>> BEGIN Available records

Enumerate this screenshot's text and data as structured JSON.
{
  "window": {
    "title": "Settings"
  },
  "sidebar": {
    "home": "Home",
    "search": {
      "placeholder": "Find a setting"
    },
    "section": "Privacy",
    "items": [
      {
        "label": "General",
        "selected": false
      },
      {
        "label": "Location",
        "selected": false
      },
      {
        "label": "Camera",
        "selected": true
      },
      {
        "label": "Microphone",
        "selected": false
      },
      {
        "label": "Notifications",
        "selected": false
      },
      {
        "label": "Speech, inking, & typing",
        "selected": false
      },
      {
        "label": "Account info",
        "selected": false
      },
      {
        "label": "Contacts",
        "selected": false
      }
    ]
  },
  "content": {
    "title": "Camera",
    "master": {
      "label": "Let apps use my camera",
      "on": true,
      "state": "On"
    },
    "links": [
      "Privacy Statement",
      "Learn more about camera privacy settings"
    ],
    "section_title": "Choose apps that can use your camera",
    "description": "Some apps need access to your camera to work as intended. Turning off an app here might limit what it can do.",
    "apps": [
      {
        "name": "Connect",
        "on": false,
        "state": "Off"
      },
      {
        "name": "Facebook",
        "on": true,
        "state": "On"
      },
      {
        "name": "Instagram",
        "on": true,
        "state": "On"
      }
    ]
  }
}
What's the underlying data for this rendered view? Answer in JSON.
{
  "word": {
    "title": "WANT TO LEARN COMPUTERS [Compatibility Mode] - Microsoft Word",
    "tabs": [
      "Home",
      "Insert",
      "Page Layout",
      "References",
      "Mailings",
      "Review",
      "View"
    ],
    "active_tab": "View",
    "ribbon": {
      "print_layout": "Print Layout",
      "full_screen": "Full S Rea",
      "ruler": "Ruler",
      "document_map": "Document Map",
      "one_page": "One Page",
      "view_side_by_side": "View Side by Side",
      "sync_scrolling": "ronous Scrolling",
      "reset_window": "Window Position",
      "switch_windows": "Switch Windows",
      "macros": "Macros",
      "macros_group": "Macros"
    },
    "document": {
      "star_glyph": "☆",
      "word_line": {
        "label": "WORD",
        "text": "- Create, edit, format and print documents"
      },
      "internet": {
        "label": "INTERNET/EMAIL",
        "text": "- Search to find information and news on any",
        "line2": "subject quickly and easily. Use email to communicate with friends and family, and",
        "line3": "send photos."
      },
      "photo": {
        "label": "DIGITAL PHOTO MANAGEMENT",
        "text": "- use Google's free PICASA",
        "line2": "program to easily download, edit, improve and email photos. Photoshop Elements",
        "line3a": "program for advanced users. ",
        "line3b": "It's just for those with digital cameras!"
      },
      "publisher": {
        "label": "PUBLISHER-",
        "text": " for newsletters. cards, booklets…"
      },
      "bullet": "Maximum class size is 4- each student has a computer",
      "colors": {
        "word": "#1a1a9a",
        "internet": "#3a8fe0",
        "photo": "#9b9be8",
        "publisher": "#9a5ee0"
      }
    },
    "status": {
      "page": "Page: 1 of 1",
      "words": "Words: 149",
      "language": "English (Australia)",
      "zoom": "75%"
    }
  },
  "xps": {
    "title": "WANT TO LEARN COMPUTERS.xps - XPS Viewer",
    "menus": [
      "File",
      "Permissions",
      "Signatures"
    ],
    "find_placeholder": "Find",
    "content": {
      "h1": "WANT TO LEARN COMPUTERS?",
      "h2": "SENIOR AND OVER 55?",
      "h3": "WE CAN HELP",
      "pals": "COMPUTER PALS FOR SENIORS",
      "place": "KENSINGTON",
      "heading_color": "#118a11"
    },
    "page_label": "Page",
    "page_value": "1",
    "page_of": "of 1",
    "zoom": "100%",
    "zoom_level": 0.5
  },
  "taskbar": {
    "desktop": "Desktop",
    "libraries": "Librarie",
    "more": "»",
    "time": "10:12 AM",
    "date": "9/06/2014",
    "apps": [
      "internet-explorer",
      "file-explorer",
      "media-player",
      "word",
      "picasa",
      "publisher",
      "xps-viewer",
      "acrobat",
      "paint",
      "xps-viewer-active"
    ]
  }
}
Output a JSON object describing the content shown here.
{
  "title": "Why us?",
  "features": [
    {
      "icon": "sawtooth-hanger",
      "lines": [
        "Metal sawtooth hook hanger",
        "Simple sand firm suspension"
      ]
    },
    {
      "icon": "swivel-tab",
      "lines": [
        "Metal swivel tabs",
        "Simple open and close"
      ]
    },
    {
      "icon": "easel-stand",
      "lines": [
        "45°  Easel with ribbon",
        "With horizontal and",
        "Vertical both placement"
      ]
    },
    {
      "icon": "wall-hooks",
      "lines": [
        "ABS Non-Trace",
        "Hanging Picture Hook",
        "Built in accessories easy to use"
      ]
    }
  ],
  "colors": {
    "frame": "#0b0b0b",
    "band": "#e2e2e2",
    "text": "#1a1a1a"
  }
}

>> END Available records

- _What you will do_
Print all the data exactly.

- _Solution to the exercise_
Enumerate this screenshot's text and data as structured JSON.
{
  "window": {
    "title": "Settings"
  },
  "sidebar": {
    "home": "Home",
    "search": {
      "placeholder": "Find a setting"
    },
    "section": "Privacy",
    "items": [
      {
        "label": "General",
        "selected": false
      },
      {
        "label": "Location",
        "selected": false
      },
      {
        "label": "Camera",
        "selected": true
      },
      {
        "label": "Microphone",
        "selected": false
      },
      {
        "label": "Notifications",
        "selected": false
      },
      {
        "label": "Speech, inking, & typing",
        "selected": false
      },
      {
        "label": "Account info",
        "selected": false
      },
      {
        "label": "Contacts",
        "selected": false
      }
    ]
  },
  "content": {
    "title": "Camera",
    "master": {
      "label": "Let apps use my camera",
      "on": true,
      "state": "On"
    },
    "links": [
      "Privacy Statement",
      "Learn more about camera privacy settings"
    ],
    "section_title": "Choose apps that can use your camera",
    "description": "Some apps need access to your camera to work as intended. Turning off an app here might limit what it can do.",
    "apps": [
      {
        "name": "Connect",
        "on": false,
        "state": "Off"
      },
      {
        "name": "Facebook",
        "on": true,
        "state": "On"
      },
      {
        "name": "Instagram",
        "on": true,
        "state": "On"
      }
    ]
  }
}
What's the underlying data for this rendered view? Answer in JSON.
{
  "word": {
    "title": "WANT TO LEARN COMPUTERS [Compatibility Mode] - Microsoft Word",
    "tabs": [
      "Home",
      "Insert",
      "Page Layout",
      "References",
      "Mailings",
      "Review",
      "View"
    ],
    "active_tab": "View",
    "ribbon": {
      "print_layout": "Print Layout",
      "full_screen": "Full S Rea",
      "ruler": "Ruler",
      "document_map": "Document Map",
      "one_page": "One Page",
      "view_side_by_side": "View Side by Side",
      "sync_scrolling": "ronous Scrolling",
      "reset_window": "Window Position",
      "switch_windows": "Switch Windows",
      "macros": "Macros",
      "macros_group": "Macros"
    },
    "document": {
      "star_glyph": "☆",
      "word_line": {
        "label": "WORD",
        "text": "- Create, edit, format and print documents"
      },
      "internet": {
        "label": "INTERNET/EMAIL",
        "text": "- Search to find information and news on any",
        "line2": "subject quickly and easily. Use email to communicate with friends and family, and",
        "line3": "send photos."
      },
      "photo": {
        "label": "DIGITAL PHOTO MANAGEMENT",
        "text": "- use Google's free PICASA",
        "line2": "program to easily download, edit, improve and email photos. Photoshop Elements",
        "line3a": "program for advanced users. ",
        "line3b": "It's just for those with digital cameras!"
      },
      "publisher": {
        "label": "PUBLISHER-",
        "text": " for newsletters. cards, booklets…"
      },
      "bullet": "Maximum class size is 4- each student has a computer",
      "colors": {
        "word": "#1a1a9a",
        "internet": "#3a8fe0",
        "photo": "#9b9be8",
        "publisher": "#9a5ee0"
      }
    },
    "status": {
      "page": "Page: 1 of 1",
      "words": "Words: 149",
      "language": "English (Australia)",
      "zoom": "75%"
    }
  },
  "xps": {
    "title": "WANT TO LEARN COMPUTERS.xps - XPS Viewer",
    "menus": [
      "File",
      "Permissions",
      "Signatures"
    ],
    "find_placeholder": "Find",
    "content": {
      "h1": "WANT TO LEARN COMPUTERS?",
      "h2": "SENIOR AND OVER 55?",
      "h3": "WE CAN HELP",
      "pals": "COMPUTER PALS FOR SENIORS",
      "place": "KENSINGTON",
      "heading_color": "#118a11"
    },
    "page_label": "Page",
    "page_value": "1",
    "page_of": "of 1",
    "zoom": "100%",
    "zoom_level": 0.5
  },
  "taskbar": {
    "desktop": "Desktop",
    "libraries": "Librarie",
    "more": "»",
    "time": "10:12 AM",
    "date": "9/06/2014",
    "apps": [
      "internet-explorer",
      "file-explorer",
      "media-player",
      "word",
      "picasa",
      "publisher",
      "xps-viewer",
      "acrobat",
      "paint",
      "xps-viewer-active"
    ]
  }
}
Output a JSON object describing the content shown here.
{
  "title": "Why us?",
  "features": [
    {
      "icon": "sawtooth-hanger",
      "lines": [
        "Metal sawtooth hook hanger",
        "Simple sand firm suspension"
      ]
    },
    {
      "icon": "swivel-tab",
      "lines": [
        "Metal swivel tabs",
        "Simple open and close"
      ]
    },
    {
      "icon": "easel-stand",
      "lines": [
        "45°  Easel with ribbon",
        "With horizontal and",
        "Vertical both placement"
      ]
    },
    {
      "icon": "wall-hooks",
      "lines": [
        "ABS Non-Trace",
        "Hanging Picture Hook",
        "Built in accessories easy to use"
      ]
    }
  ],
  "colors": {
    "frame": "#0b0b0b",
    "band": "#e2e2e2",
    "text": "#1a1a1a"
  }
}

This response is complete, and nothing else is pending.